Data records
******
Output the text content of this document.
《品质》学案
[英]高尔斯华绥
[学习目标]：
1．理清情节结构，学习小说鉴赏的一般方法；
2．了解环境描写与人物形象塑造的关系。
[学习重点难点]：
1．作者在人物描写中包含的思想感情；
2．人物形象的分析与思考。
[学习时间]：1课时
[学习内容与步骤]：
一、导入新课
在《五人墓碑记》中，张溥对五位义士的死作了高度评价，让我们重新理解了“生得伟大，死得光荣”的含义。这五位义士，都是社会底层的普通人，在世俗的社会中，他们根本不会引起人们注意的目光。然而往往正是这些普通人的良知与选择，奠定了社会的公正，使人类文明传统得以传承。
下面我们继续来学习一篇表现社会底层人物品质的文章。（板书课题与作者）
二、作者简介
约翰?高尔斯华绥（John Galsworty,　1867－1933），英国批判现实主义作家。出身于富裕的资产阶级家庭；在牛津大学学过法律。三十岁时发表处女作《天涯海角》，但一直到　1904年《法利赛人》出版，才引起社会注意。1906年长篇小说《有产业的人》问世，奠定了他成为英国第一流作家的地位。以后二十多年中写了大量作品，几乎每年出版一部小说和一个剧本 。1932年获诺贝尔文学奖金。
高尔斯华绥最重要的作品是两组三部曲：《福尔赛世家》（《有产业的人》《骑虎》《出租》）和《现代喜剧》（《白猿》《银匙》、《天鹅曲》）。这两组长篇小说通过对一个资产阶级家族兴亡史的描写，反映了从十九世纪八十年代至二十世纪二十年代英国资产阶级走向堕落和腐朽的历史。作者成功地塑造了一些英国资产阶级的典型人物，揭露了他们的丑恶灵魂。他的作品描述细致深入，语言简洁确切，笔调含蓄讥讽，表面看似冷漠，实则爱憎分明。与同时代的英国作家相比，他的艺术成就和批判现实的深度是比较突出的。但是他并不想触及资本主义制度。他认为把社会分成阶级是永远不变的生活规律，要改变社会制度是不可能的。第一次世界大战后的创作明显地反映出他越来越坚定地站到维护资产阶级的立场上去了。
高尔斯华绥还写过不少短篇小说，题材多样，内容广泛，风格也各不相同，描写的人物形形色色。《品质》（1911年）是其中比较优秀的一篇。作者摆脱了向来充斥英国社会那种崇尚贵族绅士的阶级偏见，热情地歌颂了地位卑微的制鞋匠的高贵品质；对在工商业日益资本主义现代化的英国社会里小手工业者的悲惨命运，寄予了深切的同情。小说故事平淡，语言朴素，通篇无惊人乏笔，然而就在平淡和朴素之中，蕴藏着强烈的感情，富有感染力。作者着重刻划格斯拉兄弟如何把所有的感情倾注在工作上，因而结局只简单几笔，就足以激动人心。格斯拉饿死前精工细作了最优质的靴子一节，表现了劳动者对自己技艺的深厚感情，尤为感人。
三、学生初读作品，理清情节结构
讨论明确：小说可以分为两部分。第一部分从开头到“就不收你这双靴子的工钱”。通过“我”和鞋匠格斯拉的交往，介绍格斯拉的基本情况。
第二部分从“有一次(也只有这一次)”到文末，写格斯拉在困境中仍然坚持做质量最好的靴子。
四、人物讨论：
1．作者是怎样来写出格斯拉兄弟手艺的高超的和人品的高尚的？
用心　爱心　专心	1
******
• _AIM OF THE TASK_: Return each line of the records above exactly as it reads.

• _THE OUTPUT_:
Output the text content of this document.
《品质》学案
[英]高尔斯华绥
[学习目标]：
1．理清情节结构，学习小说鉴赏的一般方法；
2．了解环境描写与人物形象塑造的关系。
[学习重点难点]：
1．作者在人物描写中包含的思想感情；
2．人物形象的分析与思考。
[学习时间]：1课时
[学习内容与步骤]：
一、导入新课
在《五人墓碑记》中，张溥对五位义士的死作了高度评价，让我们重新理解了“生得伟大，死得光荣”的含义。这五位义士，都是社会底层的普通人，在世俗的社会中，他们根本不会引起人们注意的目光。然而往往正是这些普通人的良知与选择，奠定了社会的公正，使人类文明传统得以传承。
下面我们继续来学习一篇表现社会底层人物品质的文章。（板书课题与作者）
二、作者简介
约翰?高尔斯华绥（John Galsworty,　1867－1933），英国批判现实主义作家。出身于富裕的资产阶级家庭；在牛津大学学过法律。三十岁时发表处女作《天涯海角》，但一直到　1904年《法利赛人》出版，才引起社会注意。1906年长篇小说《有产业的人》问世，奠定了他成为英国第一流作家的地位。以后二十多年中写了大量作品，几乎每年出版一部小说和一个剧本 。1932年获诺贝尔文学奖金。
高尔斯华绥最重要的作品是两组三部曲：《福尔赛世家》（《有产业的人》《骑虎》《出租》）和《现代喜剧》（《白猿》《银匙》、《天鹅曲》）。这两组长篇小说通过对一个资产阶级家族兴亡史的描写，反映了从十九世纪八十年代至二十世纪二十年代英国资产阶级走向堕落和腐朽的历史。作者成功地塑造了一些英国资产阶级的典型人物，揭露了他们的丑恶灵魂。他的作品描述细致深入，语言简洁确切，笔调含蓄讥讽，表面看似冷漠，实则爱憎分明。与同时代的英国作家相比，他的艺术成就和批判现实的深度是比较突出的。但是他并不想触及资本主义制度。他认为把社会分成阶级是永远不变的生活规律，要改变社会制度是不可能的。第一次世界大战后的创作明显地反映出他越来越坚定地站到维护资产阶级的立场上去了。
高尔斯华绥还写过不少短篇小说，题材多样，内容广泛，风格也各不相同，描写的人物形形色色。《品质》（1911年）是其中比较优秀的一篇。作者摆脱了向来充斥英国社会那种崇尚贵族绅士的阶级偏见，热情地歌颂了地位卑微的制鞋匠的高贵品质；对在工商业日益资本主义现代化的英国社会里小手工业者的悲惨命运，寄予了深切的同情。小说故事平淡，语言朴素，通篇无惊人乏笔，然而就在平淡和朴素之中，蕴藏着强烈的感情，富有感染力。作者着重刻划格斯拉兄弟如何把所有的感情倾注在工作上，因而结局只简单几笔，就足以激动人心。格斯拉饿死前精工细作了最优质的靴子一节，表现了劳动者对自己技艺的深厚感情，尤为感人。
三、学生初读作品，理清情节结构
讨论明确：小说可以分为两部分。第一部分从开头到“就不收你这双靴子的工钱”。通过“我”和鞋匠格斯拉的交往，介绍格斯拉的基本情况。
第二部分从“有一次(也只有这一次)”到文末，写格斯拉在困境中仍然坚持做质量最好的靴子。
四、人物讨论：
1．作者是怎样来写出格斯拉兄弟手艺的高超的和人品的高尚的？
用心　爱心　专心	1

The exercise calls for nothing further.